Extract provided »
'''
April 4th will be forty-six years since Dr. Martin Luther King Jr. was gunned down on a balcony in Memphis. Black America and people of goodwill in the nation and the world were stricken by grief, frustration and anger at the murder of this great man of justice and peace. Indeed, rebellions erupted in urban centers across the nation by people who could not fathom how an apostle of non-violence could be struck down so viciously and violently. It was clear that America was at yet another cross-road in the quest to achieve racial, economic and social justice.
Despite constant death threats, Dr. King never flinched in his determination that this nation should be made to live up to its creed. The night before he was murdered, he reluctantly mounted the podium at the Mason Temple Church in Memphis to once again urge his multitude of followers to remain hopeful, faithful and encouraged. He seemed to have a premonition of his demise, and yet he stared death in the face and proclaimed that he was not afraid. In the most memorable part of his oration he took the audience to the “mountaintop” with him and declared that he had “seen the promised land.” Sensing that his life would be cut short he said, “I may not get there with you. But I want you to know tonight, that we, as a people, will get to the Promised Land.”
As we reflect on King’s courage and optimism in the shadow of death, the question is can we make it to the Promised Land. Clearly Dr. King was speaking to the long suffering sons and daughters of Africa in America when he referenced “we as a people,” but given his fervent belief in the promise of the Declaration of Independence and Constitution, there is little doubt that he also believed that one day America as a nation must arrive at the Promised Land. King also knew that for the “promise” to be realized Black people and people of good will in the “beloved community” would have to struggle to achieve its fulfillment. There would be trials and tribulations because there were forces deeply committed to restricting economic and political democracy to an elite “few” to the exclusion of the “many” in this society.
'''
Set problem A »
Can you transcribe the portion of the piece on Dr. King's Promised Land speech between "As we reflect" and "in this society.", inclusive?
Set problem B »
Would you write the next part of the piece on Dr. King's Promised Land speech, picking up after its last sentence?

Supplied records »
'''
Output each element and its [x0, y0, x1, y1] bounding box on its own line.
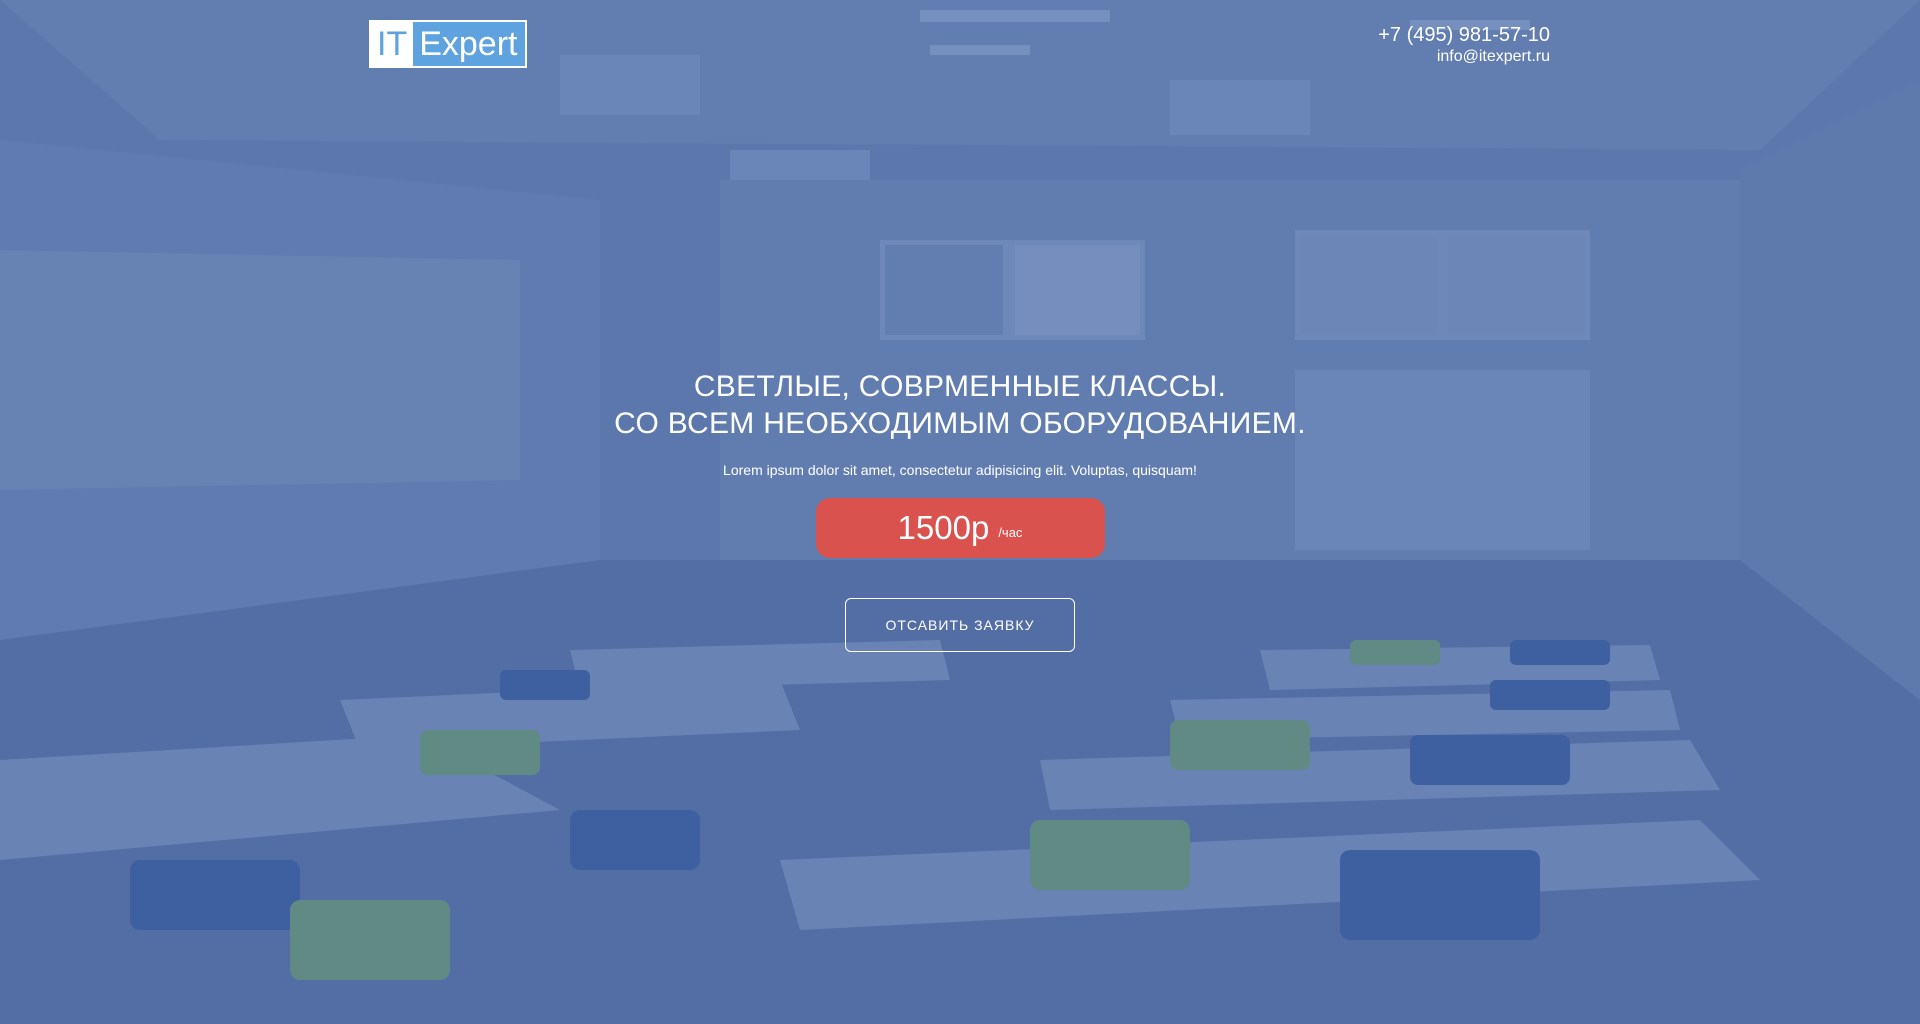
hero-subtitle: Lorem ipsum dolor sit amet, consectetur … [723, 462, 1197, 478]
hero-headline: СВЕТЛЫЕ, СОВРМЕННЫЕ КЛАССЫ. СО ВСЕМ НЕОБ… [0, 368, 1920, 442]
hero-content: СВЕТЛЫЕ, СОВРМЕННЫЕ КЛАССЫ. СО ВСЕМ НЕОБ… [0, 368, 1920, 652]
hero-headline-line2: СО ВСЕМ НЕОБХОДИМЫМ ОБОРУДОВАНИЕМ. [614, 407, 1306, 440]
logo-it-mark: IT [371, 22, 414, 66]
price-badge: 1500р /час [815, 498, 1105, 558]
hero-headline-line1: СВЕТЛЫЕ, СОВРМЕННЫЕ КЛАССЫ. [693, 370, 1227, 403]
itexpert-logo[interactable]: IT Expert [369, 20, 528, 68]
submit-request-button[interactable]: ОТСАВИТЬ ЗАЯВКУ [845, 598, 1075, 652]
logo-expert-text: Expert [419, 25, 518, 63]
contact-block: +7 (495) 981-57-10 info@itexpert.ru [1378, 23, 1550, 67]
hero-section: IT Expert +7 (495) 981-57-10 info@itexpe… [0, 0, 1920, 1024]
price-value: 1500р [897, 509, 990, 546]
price-unit: /час [998, 525, 1023, 540]
phone-number[interactable]: +7 (495) 981-57-10 [1378, 23, 1550, 47]
email-link[interactable]: info@itexpert.ru [1378, 47, 1550, 67]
'''
Exercise output A »
As we reflect on King’s courage and optimism in the shadow of death, the question is can we make it to the Promised Land. Clearly Dr. King was speaking to the long suffering sons and daughters of Africa in America when he referenced “we as a people,” but given his fervent belief in the promise of the Declaration of Independence and Constitution, there is little doubt that he also believed that one day America as a nation must arrive at the Promised Land. King also knew that for the “promise” to be realized Black people and people of good will in the “beloved community” would have to struggle to achieve its fulfillment. There would be trials and tribulations because there were forces deeply committed to restricting economic and political democracy to an elite “few” to the exclusion of the “many” in this society.

Exercise output B »
As King peered over into the Promised Land, he saw a nation which embraced his concept of an Economic Bill of Rights modeled after Franklin D. Roosevelt’s “Four Freedoms” where every human being would have a decent standard of living: a land where no-one would lack for a job with a living wage or guaranteed annual income, quality affordable housing, healthcare and education. But, to get to the Promised Land, King was preparing a Poor People’s Campaign to galvanize the “many” to struggle for an Economic Bill of Rights even in the face of the fierce resistance of the “few” at the commanding heights of capital and finance.
To get to the Promised Land, King also warned that the people, those who aspired to create the change must themselves undergo a change, a personal “revolution” that would translate into creating a just and humane society. Hence he proclaimed, “I am convinced that if we are to get on the right side of the world revolution, we as a nation must undergo a radical revolution of values. We must rapidly begin the shift from a ‘thing-oriented’ society to a ‘person-oriented’ society. When machines and computers, profit motives and property rights are considered more important than people, the giant triplets of racism, materialism and militarism are incapable of being conquered.”
The people must create a “moral movement” to get to the Promised Land and that movement cannot countenance a system incompatible with “person-oriented” values. Therefore, those who would get to the Promised Land must challenge and change systems of oppression and exploitation; they must advance a politics of social transformation. As King put it, “True compassion is more than flinging a coin to a beggar; it comes to see that the edifice which produces beggars needs restructuring.”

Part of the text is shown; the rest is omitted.